- **TRY IT**: For the word "localization", report how many lines of the records below contain it, and nothing more.

Start of MATERIAL TO PROCESS

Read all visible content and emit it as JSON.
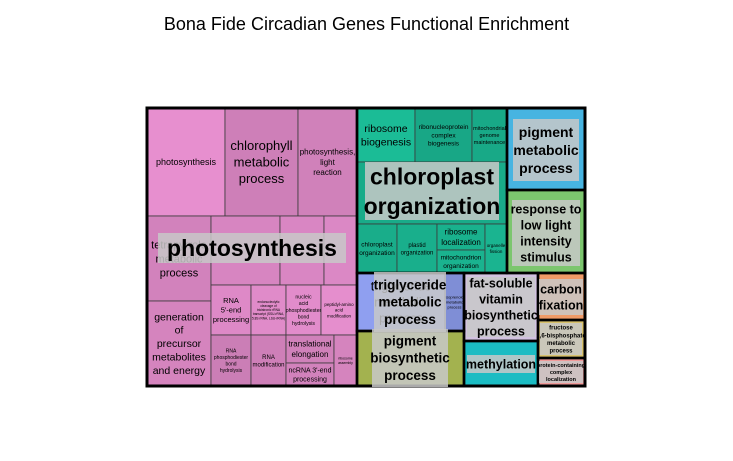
{
  "title": "Bona Fide Circadian Genes Functional Enrichment",
  "chart_data": {
    "type": "treemap",
    "title": "Bona Fide Circadian Genes Functional Enrichment",
    "groups": [
      {
        "name": "photosynthesis",
        "color": "#e78fcf",
        "children": [
          {
            "name": "photosynthesis",
            "value": 3.6
          },
          {
            "name": "chlorophyll metabolic process",
            "value": 2.6
          },
          {
            "name": "photosynthesis, light reaction",
            "value": 1.9
          },
          {
            "name": "tetrapyrrole metabolic process",
            "value": 2.2
          },
          {
            "name": "generation of precursor metabolites and energy",
            "value": 2.9
          },
          {
            "name": "",
            "value": 1.6
          },
          {
            "name": "",
            "value": 1.1
          },
          {
            "name": "",
            "value": 0.9
          },
          {
            "name": "RNA 5'-end processing",
            "value": 1.2
          },
          {
            "name": "endonucleolytic cleavage of tricistronic rRNA transcript (SSU-rRNA, 5.8S rRNA, LSU-rRNA)",
            "value": 1.5
          },
          {
            "name": "nucleic acid phosphodiester bond hydrolysis",
            "value": 1.1
          },
          {
            "name": "peptidyl-amino acid modification",
            "value": 0.6
          },
          {
            "name": "RNA phosphodiester bond hydrolysis",
            "value": 1.1
          },
          {
            "name": "RNA modification",
            "value": 0.9
          },
          {
            "name": "translational elongation",
            "value": 0.8
          },
          {
            "name": "ncRNA 3'-end processing",
            "value": 0.7
          },
          {
            "name": "ribosome assembly",
            "value": 0.7
          }
        ]
      },
      {
        "name": "chloroplast organization",
        "color": "#1bbc96",
        "children": [
          {
            "name": "ribosome biogenesis",
            "value": 1.3
          },
          {
            "name": "ribonucleoprotein complex biogenesis",
            "value": 1.3
          },
          {
            "name": "mitochondrial genome maintenance",
            "value": 0.8
          },
          {
            "name": "chloroplast organization",
            "value": 2.4
          },
          {
            "name": "chloroplast organization",
            "value": 1.1
          },
          {
            "name": "plastid organization",
            "value": 1.0
          },
          {
            "name": "ribosome localization",
            "value": 0.8
          },
          {
            "name": "mitochondrion organization",
            "value": 0.6
          },
          {
            "name": "organelle fission",
            "value": 0.5
          }
        ]
      },
      {
        "name": "pigment metabolic process",
        "color": "#47b4e1",
        "children": [
          {
            "name": "pigment metabolic process",
            "value": 2.0
          }
        ]
      },
      {
        "name": "response to low light intensity stimulus",
        "color": "#7cc66e",
        "children": [
          {
            "name": "response to low light intensity stimulus",
            "value": 2.2
          }
        ]
      },
      {
        "name": "triglyceride metabolic process",
        "color": "#8f9ff0",
        "children": [
          {
            "name": "triglyceride metabolic process",
            "value": 1.4
          },
          {
            "name": "isoprenoid metabolic process",
            "value": 0.4
          }
        ]
      },
      {
        "name": "pigment biosynthetic process",
        "color": "#a3b24f",
        "children": [
          {
            "name": "pigment biosynthetic process",
            "value": 2.1
          }
        ]
      },
      {
        "name": "fat-soluble vitamin biosynthetic process",
        "color": "#d2c2e0",
        "children": [
          {
            "name": "fat-soluble vitamin biosynthetic process",
            "value": 1.7
          }
        ]
      },
      {
        "name": "methylation",
        "color": "#1bbcc3",
        "children": [
          {
            "name": "methylation",
            "value": 0.9
          }
        ]
      },
      {
        "name": "carbon fixation",
        "color": "#ef9a67",
        "children": [
          {
            "name": "carbon fixation",
            "value": 0.7
          }
        ]
      },
      {
        "name": "fructose 1,6-bisphosphate metabolic process",
        "color": "#d8c26d",
        "children": [
          {
            "name": "fructose 1,6-bisphosphate metabolic process",
            "value": 0.6
          }
        ]
      },
      {
        "name": "protein-containing complex localization",
        "color": "#f19a9a",
        "children": [
          {
            "name": "protein-containing complex localization",
            "value": 0.5
          }
        ]
      }
    ]
  }
}
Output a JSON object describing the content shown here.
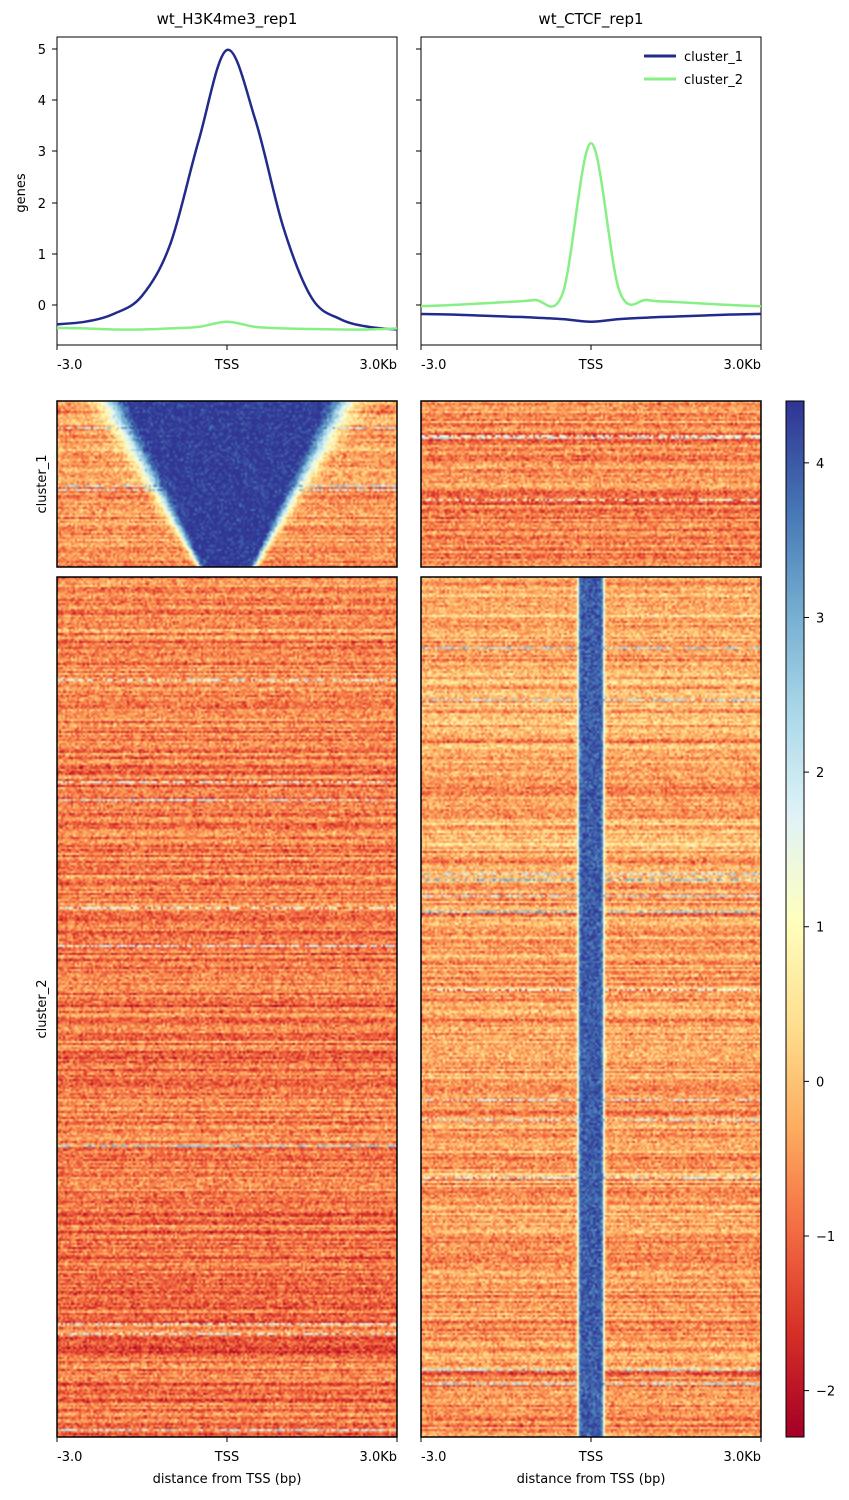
{
  "panels": [
    {
      "title": "wt_H3K4me3_rep1"
    },
    {
      "title": "wt_CTCF_rep1"
    }
  ],
  "profile_ylabel": "genes",
  "x_ticks": [
    "-3.0",
    "TSS",
    "3.0Kb"
  ],
  "xlabel": "distance from TSS (bp)",
  "row_labels": [
    "cluster_1",
    "cluster_2"
  ],
  "colormap": {
    "name": "RdYlBu",
    "min": -2.3,
    "max": 4.4,
    "ticks": [
      "4",
      "3",
      "2",
      "1",
      "0",
      "−2",
      "−1"
    ],
    "tick_values": [
      4,
      3,
      2,
      1,
      0,
      -2,
      -1
    ]
  },
  "colors": {
    "cluster_1": "#222a8c",
    "cluster_2": "#86f085",
    "high": "#313695",
    "low": "#a50026"
  },
  "chart_data": [
    {
      "type": "line",
      "title": "wt_H3K4me3_rep1",
      "xlabel": "",
      "ylabel": "genes",
      "x_ticks": [
        "-3.0",
        "TSS",
        "3.0Kb"
      ],
      "x": [
        -3000,
        -2500,
        -2000,
        -1500,
        -1000,
        -500,
        0,
        500,
        1000,
        1500,
        2000,
        2500,
        3000
      ],
      "ylim": [
        -0.75,
        5.2
      ],
      "y_ticks": [
        0,
        1,
        2,
        3,
        4,
        5
      ],
      "legend": {
        "position": "top-right",
        "entries": [
          "cluster_1",
          "cluster_2"
        ]
      },
      "series": [
        {
          "name": "cluster_1",
          "color": "#222a8c",
          "values": [
            -0.35,
            -0.3,
            -0.15,
            0.2,
            1.2,
            3.2,
            4.95,
            3.6,
            1.5,
            0.15,
            -0.25,
            -0.4,
            -0.45
          ]
        },
        {
          "name": "cluster_2",
          "color": "#86f085",
          "values": [
            -0.42,
            -0.43,
            -0.45,
            -0.45,
            -0.43,
            -0.4,
            -0.3,
            -0.4,
            -0.43,
            -0.44,
            -0.45,
            -0.45,
            -0.43
          ]
        }
      ]
    },
    {
      "type": "line",
      "title": "wt_CTCF_rep1",
      "xlabel": "",
      "ylabel": "",
      "x_ticks": [
        "-3.0",
        "TSS",
        "3.0Kb"
      ],
      "x": [
        -3000,
        -2500,
        -2000,
        -1500,
        -1000,
        -500,
        0,
        500,
        1000,
        1500,
        2000,
        2500,
        3000
      ],
      "ylim": [
        -0.75,
        5.2
      ],
      "legend": {
        "position": "top-right",
        "entries": [
          "cluster_1",
          "cluster_2"
        ]
      },
      "series": [
        {
          "name": "cluster_1",
          "color": "#222a8c",
          "values": [
            -0.15,
            -0.16,
            -0.18,
            -0.2,
            -0.22,
            -0.25,
            -0.3,
            -0.25,
            -0.22,
            -0.2,
            -0.18,
            -0.16,
            -0.15
          ]
        },
        {
          "name": "cluster_2",
          "color": "#86f085",
          "values": [
            0.0,
            0.02,
            0.05,
            0.08,
            0.12,
            0.25,
            3.15,
            0.3,
            0.12,
            0.08,
            0.05,
            0.02,
            0.0
          ]
        }
      ]
    },
    {
      "type": "heatmap",
      "title": "wt_H3K4me3_rep1",
      "xlabel": "distance from TSS (bp)",
      "x_ticks": [
        "-3.0",
        "TSS",
        "3.0Kb"
      ],
      "rows": [
        "cluster_1",
        "cluster_2"
      ],
      "clusters": [
        {
          "name": "cluster_1",
          "center_value": 4.4,
          "background": -0.3,
          "peak_halfwidth_bp_top": 1700,
          "peak_halfwidth_bp_bottom": 400
        },
        {
          "name": "cluster_2",
          "center_value": -0.6,
          "background": -0.6,
          "peak_halfwidth_bp_top": 0,
          "peak_halfwidth_bp_bottom": 0
        }
      ],
      "zlim": [
        -2.3,
        4.4
      ]
    },
    {
      "type": "heatmap",
      "title": "wt_CTCF_rep1",
      "xlabel": "distance from TSS (bp)",
      "x_ticks": [
        "-3.0",
        "TSS",
        "3.0Kb"
      ],
      "rows": [
        "cluster_1",
        "cluster_2"
      ],
      "clusters": [
        {
          "name": "cluster_1",
          "center_value": -0.5,
          "background": -0.5,
          "peak_halfwidth_bp_top": 0,
          "peak_halfwidth_bp_bottom": 0
        },
        {
          "name": "cluster_2",
          "center_value": 4.0,
          "background": -0.2,
          "peak_halfwidth_bp_top": 180,
          "peak_halfwidth_bp_bottom": 180
        }
      ],
      "zlim": [
        -2.3,
        4.4
      ]
    }
  ]
}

End of MATERIAL TO PROCESS

- **RESULT FOR THIS EXERCISE**: 3